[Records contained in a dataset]
- - -
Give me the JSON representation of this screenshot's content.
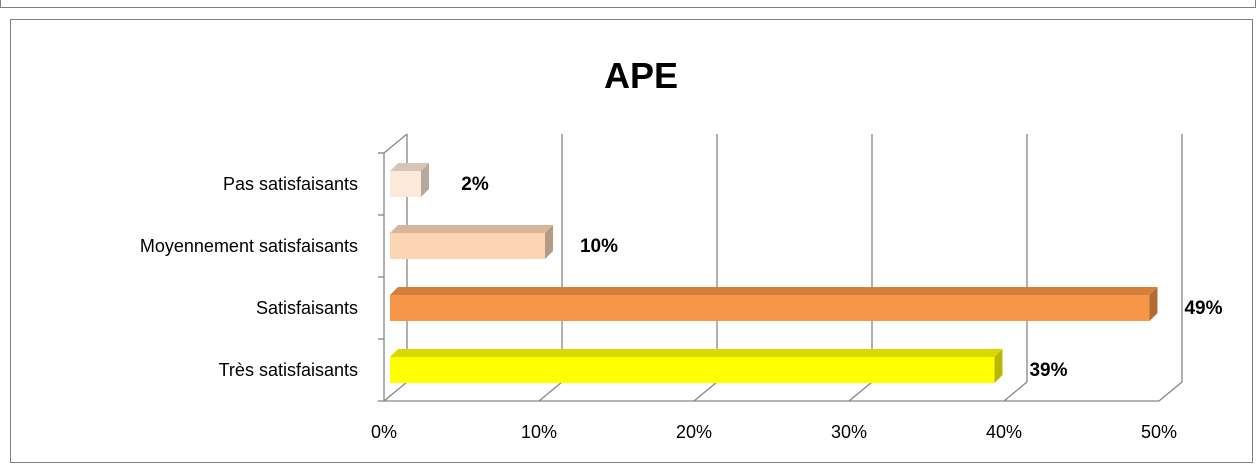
{
  "chart_data": {
    "type": "bar",
    "orientation": "horizontal",
    "three_d": true,
    "title": "APE",
    "categories": [
      "Très satisfaisants",
      "Satisfaisants",
      "Moyennement satisfaisants",
      "Pas satisfaisants"
    ],
    "values": [
      39,
      49,
      10,
      2
    ],
    "data_labels": [
      "39%",
      "49%",
      "10%",
      "2%"
    ],
    "colors": [
      "#FFFF00",
      "#F79646",
      "#FCD5B5",
      "#FDE9D9"
    ],
    "x_ticks": [
      "0%",
      "10%",
      "20%",
      "30%",
      "40%",
      "50%"
    ],
    "xlim": [
      0,
      50
    ],
    "grid": true,
    "legend": "none"
  }
}
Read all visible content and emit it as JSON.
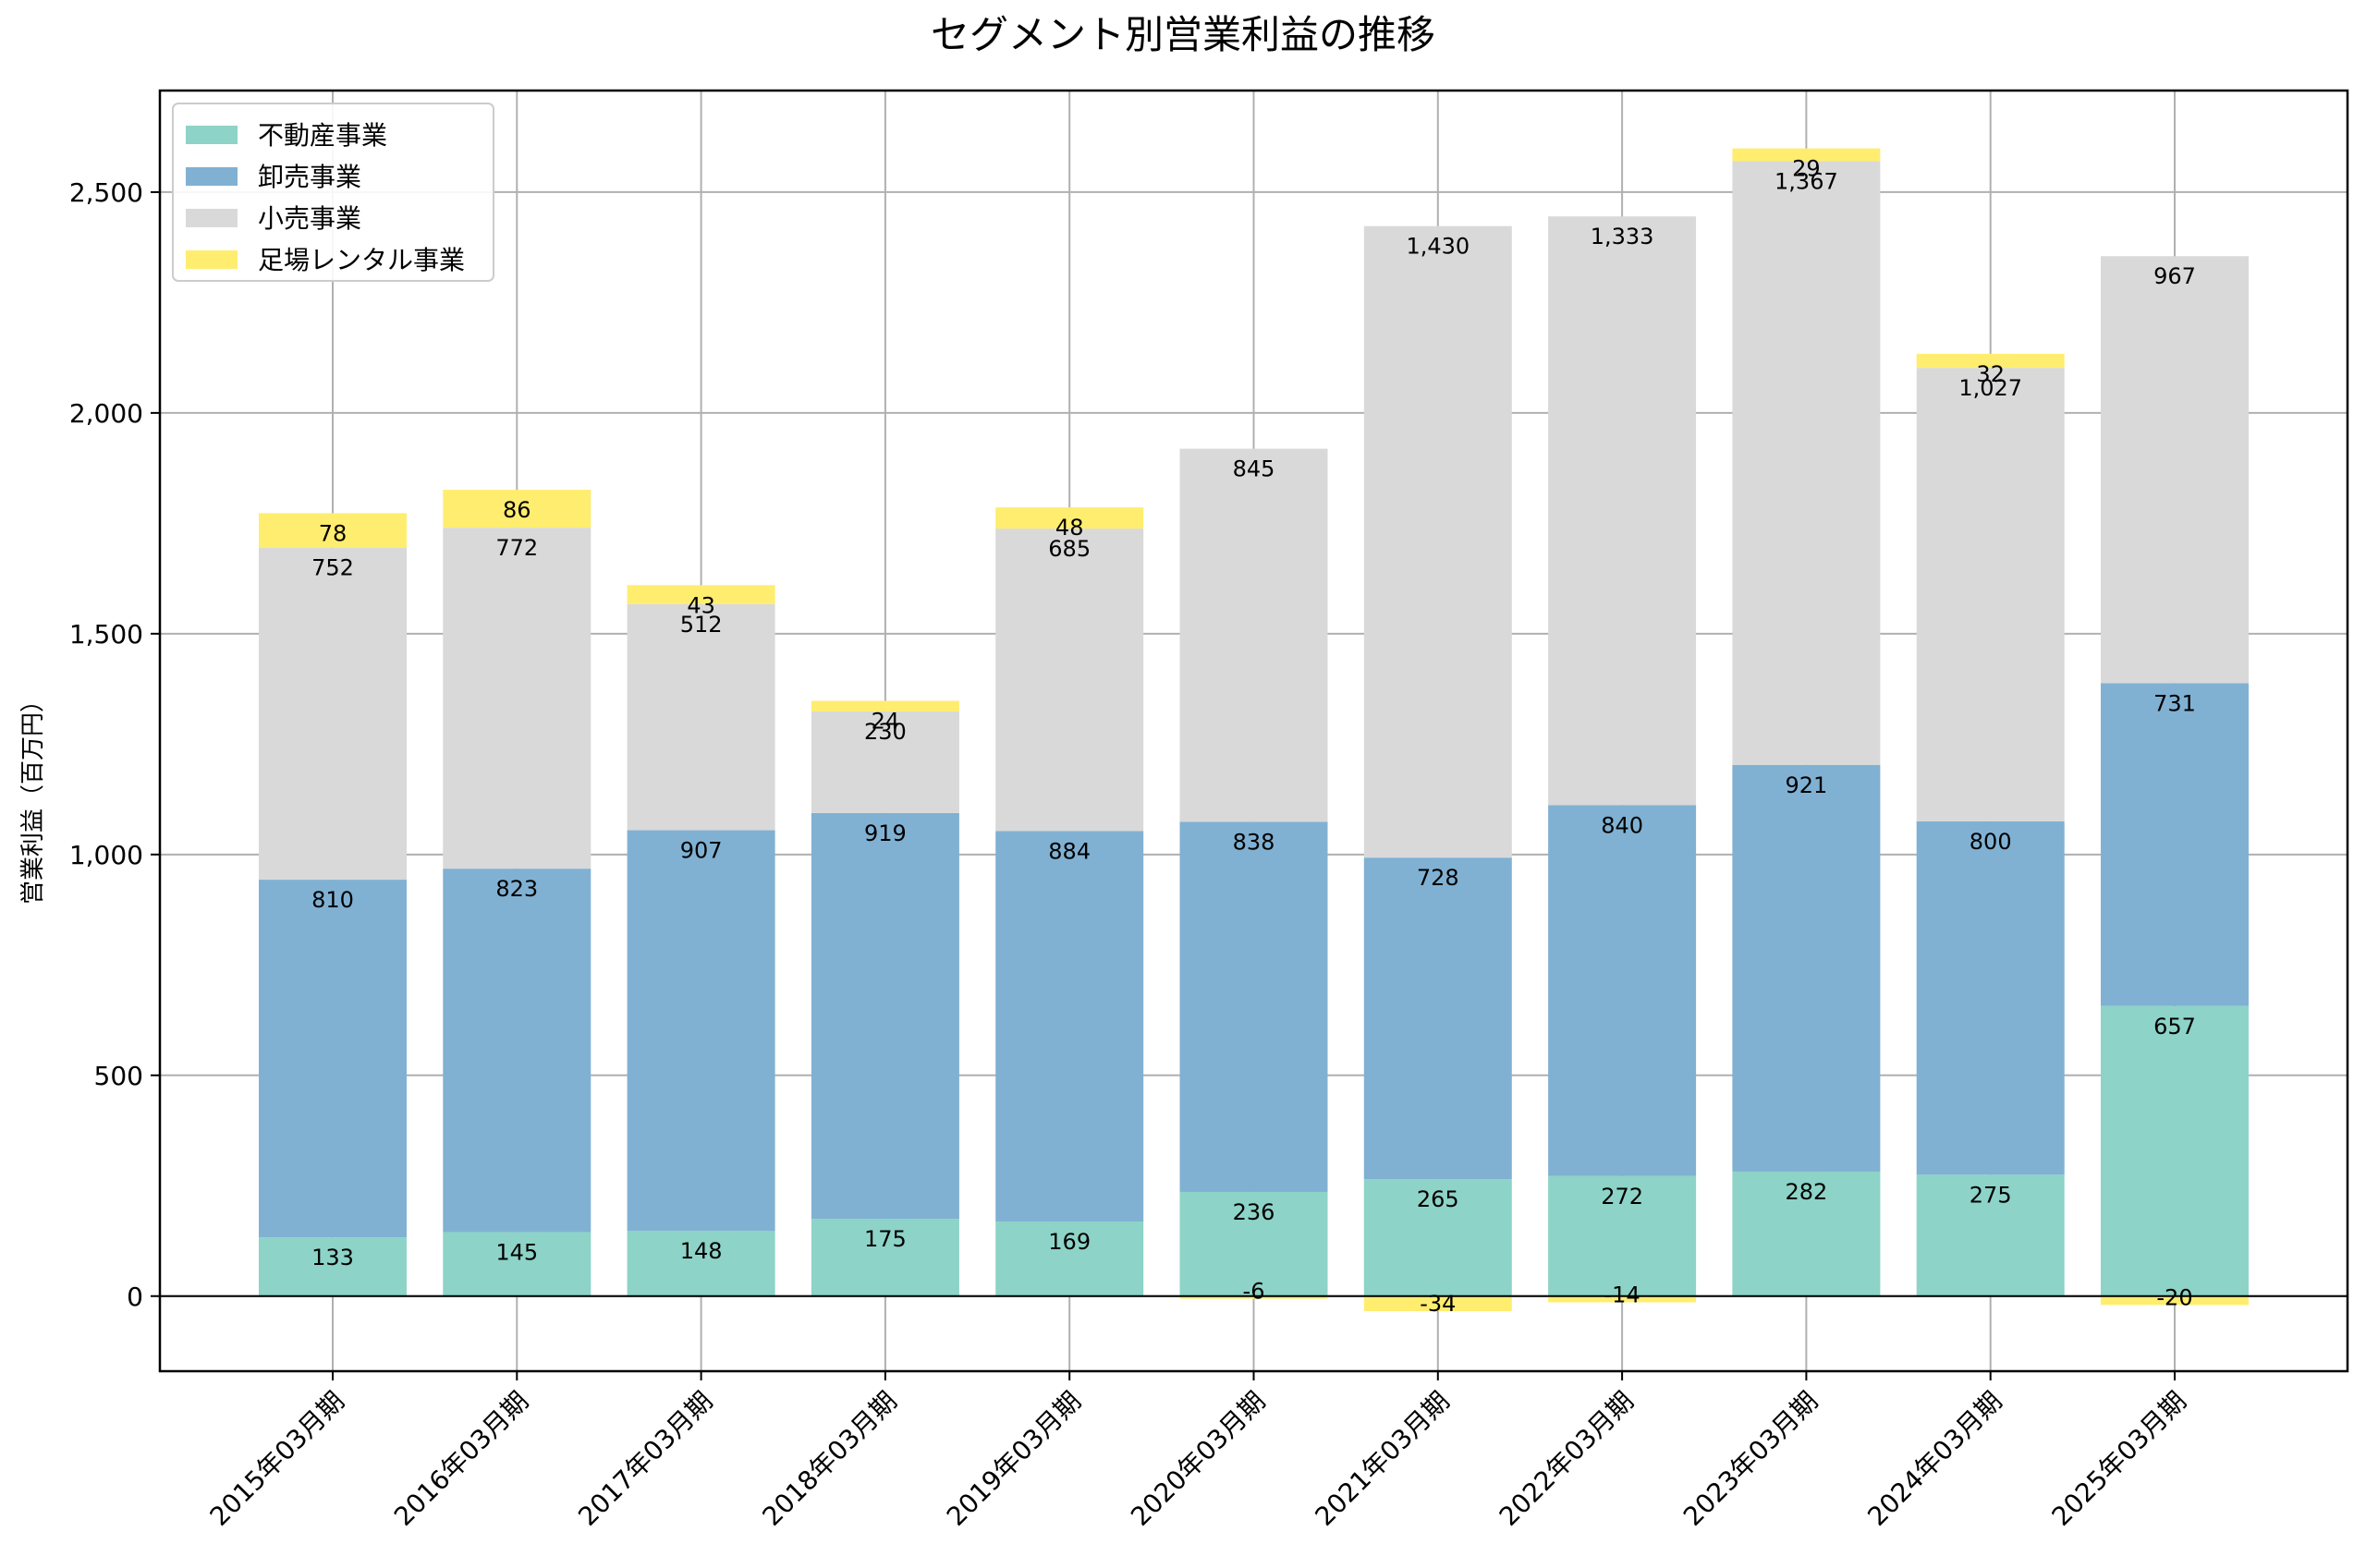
- - -
WHAT IS EXPECTED. The entries above should be reproduced exactly, without their pictures.

THE REPLY.
Give me the JSON representation of this screenshot's content.
{
  "chart_data": {
    "type": "bar",
    "orientation": "horizontal",
    "three_d": true,
    "title": "APE",
    "categories": [
      "Très satisfaisants",
      "Satisfaisants",
      "Moyennement satisfaisants",
      "Pas satisfaisants"
    ],
    "values": [
      39,
      49,
      10,
      2
    ],
    "data_labels": [
      "39%",
      "49%",
      "10%",
      "2%"
    ],
    "colors": [
      "#FFFF00",
      "#F79646",
      "#FCD5B5",
      "#FDE9D9"
    ],
    "x_ticks": [
      "0%",
      "10%",
      "20%",
      "30%",
      "40%",
      "50%"
    ],
    "xlim": [
      0,
      50
    ],
    "grid": true,
    "legend": "none"
  }
}
Read all visible content and emit it as JSON.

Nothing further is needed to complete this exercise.